== STATED GOAL ==
List all the lines in these records that hold "content".

== PROVIDED INFORMATION ==
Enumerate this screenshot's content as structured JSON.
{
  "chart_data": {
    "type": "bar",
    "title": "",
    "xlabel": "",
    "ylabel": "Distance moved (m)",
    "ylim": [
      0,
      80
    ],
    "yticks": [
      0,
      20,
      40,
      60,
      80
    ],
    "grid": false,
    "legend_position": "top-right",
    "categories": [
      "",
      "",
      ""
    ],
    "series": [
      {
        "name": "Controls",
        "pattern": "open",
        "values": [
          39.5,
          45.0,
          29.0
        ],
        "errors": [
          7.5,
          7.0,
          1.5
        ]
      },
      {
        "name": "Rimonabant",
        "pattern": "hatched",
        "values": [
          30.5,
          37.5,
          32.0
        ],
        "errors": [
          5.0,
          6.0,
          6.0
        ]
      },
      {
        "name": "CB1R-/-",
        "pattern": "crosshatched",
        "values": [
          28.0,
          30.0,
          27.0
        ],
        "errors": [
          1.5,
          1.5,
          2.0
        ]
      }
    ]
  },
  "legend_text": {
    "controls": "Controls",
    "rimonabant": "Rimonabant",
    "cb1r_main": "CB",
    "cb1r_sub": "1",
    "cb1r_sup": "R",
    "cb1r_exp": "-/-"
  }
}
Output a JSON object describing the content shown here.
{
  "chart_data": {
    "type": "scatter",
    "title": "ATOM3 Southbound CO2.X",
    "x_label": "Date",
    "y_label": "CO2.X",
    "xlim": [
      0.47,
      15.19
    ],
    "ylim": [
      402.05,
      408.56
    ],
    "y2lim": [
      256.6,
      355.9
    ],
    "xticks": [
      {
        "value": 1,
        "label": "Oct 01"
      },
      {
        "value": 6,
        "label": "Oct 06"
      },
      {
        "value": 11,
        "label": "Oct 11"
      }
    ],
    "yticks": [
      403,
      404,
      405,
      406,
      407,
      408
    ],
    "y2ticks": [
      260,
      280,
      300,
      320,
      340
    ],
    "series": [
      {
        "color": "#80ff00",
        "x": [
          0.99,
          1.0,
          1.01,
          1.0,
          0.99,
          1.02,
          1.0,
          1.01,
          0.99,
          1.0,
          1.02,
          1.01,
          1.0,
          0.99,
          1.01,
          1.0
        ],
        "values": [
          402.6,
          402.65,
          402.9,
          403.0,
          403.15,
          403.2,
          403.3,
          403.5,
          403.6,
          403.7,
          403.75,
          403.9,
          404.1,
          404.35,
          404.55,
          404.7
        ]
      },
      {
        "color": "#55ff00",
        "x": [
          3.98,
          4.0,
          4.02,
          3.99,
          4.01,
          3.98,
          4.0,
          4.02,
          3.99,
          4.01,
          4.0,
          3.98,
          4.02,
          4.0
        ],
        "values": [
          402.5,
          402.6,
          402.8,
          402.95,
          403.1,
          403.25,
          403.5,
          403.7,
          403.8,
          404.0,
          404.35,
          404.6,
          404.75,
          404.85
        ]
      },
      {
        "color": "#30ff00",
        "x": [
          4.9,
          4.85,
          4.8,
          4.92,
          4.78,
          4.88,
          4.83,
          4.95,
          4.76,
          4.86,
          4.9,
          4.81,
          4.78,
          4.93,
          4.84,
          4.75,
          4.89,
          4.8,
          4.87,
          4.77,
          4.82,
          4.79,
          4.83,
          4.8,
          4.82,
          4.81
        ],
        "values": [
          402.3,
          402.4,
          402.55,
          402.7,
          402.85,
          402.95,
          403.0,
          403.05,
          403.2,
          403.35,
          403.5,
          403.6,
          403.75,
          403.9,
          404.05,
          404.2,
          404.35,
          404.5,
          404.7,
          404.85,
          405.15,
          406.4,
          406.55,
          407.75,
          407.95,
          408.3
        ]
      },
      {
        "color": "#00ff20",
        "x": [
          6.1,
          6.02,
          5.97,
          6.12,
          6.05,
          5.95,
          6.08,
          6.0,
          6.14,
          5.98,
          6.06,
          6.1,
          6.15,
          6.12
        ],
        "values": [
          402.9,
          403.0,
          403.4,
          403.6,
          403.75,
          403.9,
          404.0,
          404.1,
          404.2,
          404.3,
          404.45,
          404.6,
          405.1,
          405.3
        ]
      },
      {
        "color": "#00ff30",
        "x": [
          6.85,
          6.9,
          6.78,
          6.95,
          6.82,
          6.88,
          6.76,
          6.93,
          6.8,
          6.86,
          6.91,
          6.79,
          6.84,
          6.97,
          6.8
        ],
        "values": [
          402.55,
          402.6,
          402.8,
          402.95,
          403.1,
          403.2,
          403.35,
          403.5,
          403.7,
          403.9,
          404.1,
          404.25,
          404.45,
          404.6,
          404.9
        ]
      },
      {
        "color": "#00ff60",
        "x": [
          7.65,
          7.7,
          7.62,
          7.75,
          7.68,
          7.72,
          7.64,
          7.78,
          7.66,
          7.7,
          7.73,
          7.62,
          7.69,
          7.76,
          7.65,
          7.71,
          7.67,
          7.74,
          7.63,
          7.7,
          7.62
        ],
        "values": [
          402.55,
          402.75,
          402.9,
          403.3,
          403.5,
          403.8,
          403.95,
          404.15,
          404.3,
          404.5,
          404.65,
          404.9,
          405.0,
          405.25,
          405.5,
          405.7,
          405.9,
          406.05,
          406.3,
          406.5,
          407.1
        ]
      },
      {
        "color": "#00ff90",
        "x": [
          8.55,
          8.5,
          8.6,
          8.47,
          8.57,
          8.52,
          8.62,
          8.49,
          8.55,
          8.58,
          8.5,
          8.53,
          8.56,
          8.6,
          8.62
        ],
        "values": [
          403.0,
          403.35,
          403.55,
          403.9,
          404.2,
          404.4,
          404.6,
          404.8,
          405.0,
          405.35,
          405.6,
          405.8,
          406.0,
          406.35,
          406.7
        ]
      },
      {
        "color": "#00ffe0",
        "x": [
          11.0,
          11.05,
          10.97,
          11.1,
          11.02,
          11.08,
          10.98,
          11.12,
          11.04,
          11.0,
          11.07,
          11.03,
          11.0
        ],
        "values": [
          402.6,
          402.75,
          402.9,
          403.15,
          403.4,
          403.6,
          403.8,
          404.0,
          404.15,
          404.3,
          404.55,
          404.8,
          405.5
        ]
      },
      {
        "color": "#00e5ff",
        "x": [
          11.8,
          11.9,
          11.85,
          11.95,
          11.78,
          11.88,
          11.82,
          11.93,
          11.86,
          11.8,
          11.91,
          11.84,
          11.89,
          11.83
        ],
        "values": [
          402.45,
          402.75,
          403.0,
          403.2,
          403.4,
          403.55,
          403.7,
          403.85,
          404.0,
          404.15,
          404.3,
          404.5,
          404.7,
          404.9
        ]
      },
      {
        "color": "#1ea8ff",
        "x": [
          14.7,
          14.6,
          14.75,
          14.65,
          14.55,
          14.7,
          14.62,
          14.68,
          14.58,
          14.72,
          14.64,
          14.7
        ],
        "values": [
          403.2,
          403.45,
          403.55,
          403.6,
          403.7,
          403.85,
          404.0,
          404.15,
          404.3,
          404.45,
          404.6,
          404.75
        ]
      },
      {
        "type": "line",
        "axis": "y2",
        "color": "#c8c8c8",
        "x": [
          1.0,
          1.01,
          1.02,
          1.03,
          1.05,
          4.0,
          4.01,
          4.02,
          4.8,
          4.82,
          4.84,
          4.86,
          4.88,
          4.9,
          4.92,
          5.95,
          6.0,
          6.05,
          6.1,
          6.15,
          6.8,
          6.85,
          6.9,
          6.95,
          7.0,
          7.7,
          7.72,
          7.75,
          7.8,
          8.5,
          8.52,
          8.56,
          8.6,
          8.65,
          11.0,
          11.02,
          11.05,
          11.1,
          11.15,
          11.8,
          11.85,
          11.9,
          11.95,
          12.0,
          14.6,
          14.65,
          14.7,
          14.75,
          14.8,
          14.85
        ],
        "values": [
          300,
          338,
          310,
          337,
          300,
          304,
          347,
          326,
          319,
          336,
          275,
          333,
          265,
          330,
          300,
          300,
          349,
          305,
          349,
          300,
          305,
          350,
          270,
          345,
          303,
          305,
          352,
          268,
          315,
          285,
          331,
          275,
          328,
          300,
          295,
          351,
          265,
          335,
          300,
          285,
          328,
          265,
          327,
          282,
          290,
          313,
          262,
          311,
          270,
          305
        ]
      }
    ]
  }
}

== EXERCISE SOLUTION ==
Enumerate this screenshot's content as structured JSON.
Output a JSON object describing the content shown here.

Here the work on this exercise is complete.